_WHAT YOU WILL DO_
Copy out each of the following items line for line, without changing a single character.

***** DATA SHOWN

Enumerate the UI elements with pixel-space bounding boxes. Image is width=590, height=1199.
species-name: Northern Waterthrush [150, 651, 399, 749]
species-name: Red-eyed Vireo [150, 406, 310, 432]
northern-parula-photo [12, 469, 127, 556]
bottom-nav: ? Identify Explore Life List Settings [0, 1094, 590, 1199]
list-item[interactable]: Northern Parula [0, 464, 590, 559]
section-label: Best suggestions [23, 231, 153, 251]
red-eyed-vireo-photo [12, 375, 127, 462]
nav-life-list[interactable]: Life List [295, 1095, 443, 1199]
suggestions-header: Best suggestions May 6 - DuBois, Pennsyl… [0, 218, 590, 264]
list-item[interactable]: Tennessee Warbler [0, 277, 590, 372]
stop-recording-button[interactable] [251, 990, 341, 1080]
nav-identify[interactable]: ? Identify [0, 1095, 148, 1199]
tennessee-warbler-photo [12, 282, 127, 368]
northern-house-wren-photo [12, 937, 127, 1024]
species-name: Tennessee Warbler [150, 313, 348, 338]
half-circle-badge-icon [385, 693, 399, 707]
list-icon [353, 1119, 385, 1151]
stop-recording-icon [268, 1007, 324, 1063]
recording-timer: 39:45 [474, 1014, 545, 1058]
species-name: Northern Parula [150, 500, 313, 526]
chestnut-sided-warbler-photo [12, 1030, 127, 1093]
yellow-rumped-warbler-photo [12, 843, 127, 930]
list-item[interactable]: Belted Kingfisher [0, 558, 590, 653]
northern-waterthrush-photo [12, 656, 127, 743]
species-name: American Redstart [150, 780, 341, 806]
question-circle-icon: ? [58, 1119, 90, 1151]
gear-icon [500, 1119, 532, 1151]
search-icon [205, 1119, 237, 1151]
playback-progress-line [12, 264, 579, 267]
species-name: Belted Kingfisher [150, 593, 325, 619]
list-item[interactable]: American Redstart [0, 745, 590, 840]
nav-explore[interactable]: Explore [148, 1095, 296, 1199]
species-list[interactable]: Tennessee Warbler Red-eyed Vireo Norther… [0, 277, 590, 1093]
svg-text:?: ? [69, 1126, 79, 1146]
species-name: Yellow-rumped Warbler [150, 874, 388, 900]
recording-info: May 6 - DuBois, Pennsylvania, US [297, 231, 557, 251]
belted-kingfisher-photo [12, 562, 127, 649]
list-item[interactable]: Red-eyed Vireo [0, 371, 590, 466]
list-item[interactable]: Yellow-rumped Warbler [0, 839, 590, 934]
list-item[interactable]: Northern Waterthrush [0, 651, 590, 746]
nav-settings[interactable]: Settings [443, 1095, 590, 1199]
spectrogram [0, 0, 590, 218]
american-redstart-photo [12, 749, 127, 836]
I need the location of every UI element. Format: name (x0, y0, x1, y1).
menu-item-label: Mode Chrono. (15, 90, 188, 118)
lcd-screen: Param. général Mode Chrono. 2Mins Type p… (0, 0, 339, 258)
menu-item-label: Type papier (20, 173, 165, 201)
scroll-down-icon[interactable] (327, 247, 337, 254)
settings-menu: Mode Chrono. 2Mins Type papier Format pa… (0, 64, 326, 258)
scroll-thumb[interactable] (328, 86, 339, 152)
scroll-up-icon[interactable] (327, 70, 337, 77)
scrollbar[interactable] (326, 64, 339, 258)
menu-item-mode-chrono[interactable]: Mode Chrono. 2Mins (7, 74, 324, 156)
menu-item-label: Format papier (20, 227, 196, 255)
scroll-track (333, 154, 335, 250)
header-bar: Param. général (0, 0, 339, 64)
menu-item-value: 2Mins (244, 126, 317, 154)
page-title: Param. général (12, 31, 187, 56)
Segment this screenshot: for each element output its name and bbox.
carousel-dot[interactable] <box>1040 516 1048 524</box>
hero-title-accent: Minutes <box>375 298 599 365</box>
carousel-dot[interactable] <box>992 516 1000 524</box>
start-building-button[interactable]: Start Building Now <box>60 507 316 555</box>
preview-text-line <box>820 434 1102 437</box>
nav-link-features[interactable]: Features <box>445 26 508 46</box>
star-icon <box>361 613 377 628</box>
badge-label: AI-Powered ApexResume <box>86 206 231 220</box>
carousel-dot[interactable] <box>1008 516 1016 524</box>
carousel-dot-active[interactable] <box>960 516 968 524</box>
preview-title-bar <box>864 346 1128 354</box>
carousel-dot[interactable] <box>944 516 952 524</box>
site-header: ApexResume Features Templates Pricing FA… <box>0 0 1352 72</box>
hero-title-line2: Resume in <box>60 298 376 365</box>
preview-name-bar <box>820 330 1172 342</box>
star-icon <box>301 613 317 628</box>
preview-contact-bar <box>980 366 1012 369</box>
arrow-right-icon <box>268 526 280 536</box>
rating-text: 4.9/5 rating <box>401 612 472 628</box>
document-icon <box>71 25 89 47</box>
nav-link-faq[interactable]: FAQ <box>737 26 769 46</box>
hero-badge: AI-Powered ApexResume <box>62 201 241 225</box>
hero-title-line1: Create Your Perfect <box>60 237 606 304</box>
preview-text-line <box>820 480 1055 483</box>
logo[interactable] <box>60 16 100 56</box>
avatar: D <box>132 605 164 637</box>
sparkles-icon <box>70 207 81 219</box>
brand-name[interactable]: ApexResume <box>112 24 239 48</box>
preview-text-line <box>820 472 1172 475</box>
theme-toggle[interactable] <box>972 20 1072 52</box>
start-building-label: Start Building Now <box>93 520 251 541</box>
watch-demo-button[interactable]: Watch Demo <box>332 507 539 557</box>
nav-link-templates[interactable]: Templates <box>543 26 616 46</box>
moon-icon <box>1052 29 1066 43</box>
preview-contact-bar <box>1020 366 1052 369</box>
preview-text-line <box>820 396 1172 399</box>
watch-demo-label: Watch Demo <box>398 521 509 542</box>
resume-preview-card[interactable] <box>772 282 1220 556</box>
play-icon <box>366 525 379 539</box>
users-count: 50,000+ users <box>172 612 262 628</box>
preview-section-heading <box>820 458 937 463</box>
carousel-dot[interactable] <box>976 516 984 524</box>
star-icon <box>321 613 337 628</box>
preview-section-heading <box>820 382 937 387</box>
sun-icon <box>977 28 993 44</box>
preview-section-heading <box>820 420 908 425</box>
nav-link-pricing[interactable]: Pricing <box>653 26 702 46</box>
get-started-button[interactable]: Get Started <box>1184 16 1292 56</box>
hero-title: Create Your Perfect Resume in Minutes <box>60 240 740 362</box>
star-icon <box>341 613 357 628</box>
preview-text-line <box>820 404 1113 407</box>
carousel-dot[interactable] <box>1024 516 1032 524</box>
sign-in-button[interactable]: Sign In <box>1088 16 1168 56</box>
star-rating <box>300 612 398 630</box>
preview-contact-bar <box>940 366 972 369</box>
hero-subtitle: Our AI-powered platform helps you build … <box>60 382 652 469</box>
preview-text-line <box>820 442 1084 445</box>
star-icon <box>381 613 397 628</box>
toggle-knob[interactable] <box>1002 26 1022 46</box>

**********

_RESULT BELOW_
Enumerate the UI elements with pixel-space bounding boxes. Image is width=590, height=1199.
species-name: Northern Waterthrush [150, 651, 399, 749]
species-name: Red-eyed Vireo [150, 406, 310, 432]
northern-parula-photo [12, 469, 127, 556]
bottom-nav: ? Identify Explore Life List Settings [0, 1094, 590, 1199]
list-item[interactable]: Northern Parula [0, 464, 590, 559]
section-label: Best suggestions [23, 231, 153, 251]
red-eyed-vireo-photo [12, 375, 127, 462]
nav-life-list[interactable]: Life List [295, 1095, 443, 1199]
suggestions-header: Best suggestions May 6 - DuBois, Pennsyl… [0, 218, 590, 264]
list-item[interactable]: Tennessee Warbler [0, 277, 590, 372]
stop-recording-button[interactable] [251, 990, 341, 1080]
nav-identify[interactable]: ? Identify [0, 1095, 148, 1199]
tennessee-warbler-photo [12, 282, 127, 368]
northern-house-wren-photo [12, 937, 127, 1024]
species-name: Tennessee Warbler [150, 313, 348, 338]
half-circle-badge-icon [385, 693, 399, 707]
list-icon [353, 1119, 385, 1151]
stop-recording-icon [268, 1007, 324, 1063]
recording-timer: 39:45 [474, 1014, 545, 1058]
species-name: Northern Parula [150, 500, 313, 526]
chestnut-sided-warbler-photo [12, 1030, 127, 1093]
yellow-rumped-warbler-photo [12, 843, 127, 930]
list-item[interactable]: Belted Kingfisher [0, 558, 590, 653]
northern-waterthrush-photo [12, 656, 127, 743]
species-name: American Redstart [150, 780, 341, 806]
question-circle-icon: ? [58, 1119, 90, 1151]
gear-icon [500, 1119, 532, 1151]
search-icon [205, 1119, 237, 1151]
playback-progress-line [12, 264, 579, 267]
species-name: Belted Kingfisher [150, 593, 325, 619]
list-item[interactable]: American Redstart [0, 745, 590, 840]
nav-explore[interactable]: Explore [148, 1095, 296, 1199]
species-list[interactable]: Tennessee Warbler Red-eyed Vireo Norther… [0, 277, 590, 1093]
svg-text:?: ? [69, 1126, 79, 1146]
species-name: Yellow-rumped Warbler [150, 874, 388, 900]
recording-info: May 6 - DuBois, Pennsylvania, US [297, 231, 557, 251]
belted-kingfisher-photo [12, 562, 127, 649]
list-item[interactable]: Red-eyed Vireo [0, 371, 590, 466]
list-item[interactable]: Yellow-rumped Warbler [0, 839, 590, 934]
list-item[interactable]: Northern Waterthrush [0, 651, 590, 746]
nav-settings[interactable]: Settings [443, 1095, 590, 1199]
spectrogram [0, 0, 590, 218]
american-redstart-photo [12, 749, 127, 836]
I need the location of every UI element. Format: name (x0, y0, x1, y1).
menu-item-label: Mode Chrono. (15, 90, 188, 118)
lcd-screen: Param. général Mode Chrono. 2Mins Type p… (0, 0, 339, 258)
menu-item-label: Type papier (20, 173, 165, 201)
scroll-down-icon[interactable] (327, 247, 337, 254)
settings-menu: Mode Chrono. 2Mins Type papier Format pa… (0, 64, 326, 258)
scroll-thumb[interactable] (328, 86, 339, 152)
scroll-up-icon[interactable] (327, 70, 337, 77)
scrollbar[interactable] (326, 64, 339, 258)
menu-item-mode-chrono[interactable]: Mode Chrono. 2Mins (7, 74, 324, 156)
menu-item-label: Format papier (20, 227, 196, 255)
scroll-track (333, 154, 335, 250)
header-bar: Param. général (0, 0, 339, 64)
menu-item-value: 2Mins (244, 126, 317, 154)
page-title: Param. général (12, 31, 187, 56)
Segment this screenshot: for each element output its name and bbox.
carousel-dot[interactable] <box>1040 516 1048 524</box>
hero-title-accent: Minutes <box>375 298 599 365</box>
carousel-dot[interactable] <box>992 516 1000 524</box>
start-building-button[interactable]: Start Building Now <box>60 507 316 555</box>
preview-text-line <box>820 434 1102 437</box>
nav-link-features[interactable]: Features <box>445 26 508 46</box>
star-icon <box>361 613 377 628</box>
badge-label: AI-Powered ApexResume <box>86 206 231 220</box>
carousel-dot[interactable] <box>1008 516 1016 524</box>
carousel-dot-active[interactable] <box>960 516 968 524</box>
preview-title-bar <box>864 346 1128 354</box>
carousel-dot[interactable] <box>944 516 952 524</box>
site-header: ApexResume Features Templates Pricing FA… <box>0 0 1352 72</box>
hero-title-line2: Resume in <box>60 298 376 365</box>
preview-name-bar <box>820 330 1172 342</box>
star-icon <box>301 613 317 628</box>
preview-contact-bar <box>980 366 1012 369</box>
arrow-right-icon <box>268 526 280 536</box>
rating-text: 4.9/5 rating <box>401 612 472 628</box>
document-icon <box>71 25 89 47</box>
nav-link-faq[interactable]: FAQ <box>737 26 769 46</box>
hero-badge: AI-Powered ApexResume <box>62 201 241 225</box>
hero-title-line1: Create Your Perfect <box>60 237 606 304</box>
preview-text-line <box>820 480 1055 483</box>
logo[interactable] <box>60 16 100 56</box>
avatar: D <box>132 605 164 637</box>
sparkles-icon <box>70 207 81 219</box>
brand-name[interactable]: ApexResume <box>112 24 239 48</box>
preview-text-line <box>820 472 1172 475</box>
theme-toggle[interactable] <box>972 20 1072 52</box>
start-building-label: Start Building Now <box>93 520 251 541</box>
watch-demo-button[interactable]: Watch Demo <box>332 507 539 557</box>
nav-link-templates[interactable]: Templates <box>543 26 616 46</box>
moon-icon <box>1052 29 1066 43</box>
preview-contact-bar <box>1020 366 1052 369</box>
preview-text-line <box>820 396 1172 399</box>
watch-demo-label: Watch Demo <box>398 521 509 542</box>
resume-preview-card[interactable] <box>772 282 1220 556</box>
play-icon <box>366 525 379 539</box>
users-count: 50,000+ users <box>172 612 262 628</box>
preview-section-heading <box>820 458 937 463</box>
carousel-dot[interactable] <box>976 516 984 524</box>
star-icon <box>321 613 337 628</box>
preview-section-heading <box>820 382 937 387</box>
sun-icon <box>977 28 993 44</box>
preview-section-heading <box>820 420 908 425</box>
nav-link-pricing[interactable]: Pricing <box>653 26 702 46</box>
get-started-button[interactable]: Get Started <box>1184 16 1292 56</box>
hero-title: Create Your Perfect Resume in Minutes <box>60 240 740 362</box>
star-icon <box>341 613 357 628</box>
preview-text-line <box>820 404 1113 407</box>
carousel-dot[interactable] <box>1024 516 1032 524</box>
sign-in-button[interactable]: Sign In <box>1088 16 1168 56</box>
star-rating <box>300 612 398 630</box>
preview-contact-bar <box>940 366 972 369</box>
hero-subtitle: Our AI-powered platform helps you build … <box>60 382 652 469</box>
preview-text-line <box>820 442 1084 445</box>
star-icon <box>381 613 397 628</box>
toggle-knob[interactable] <box>1002 26 1022 46</box>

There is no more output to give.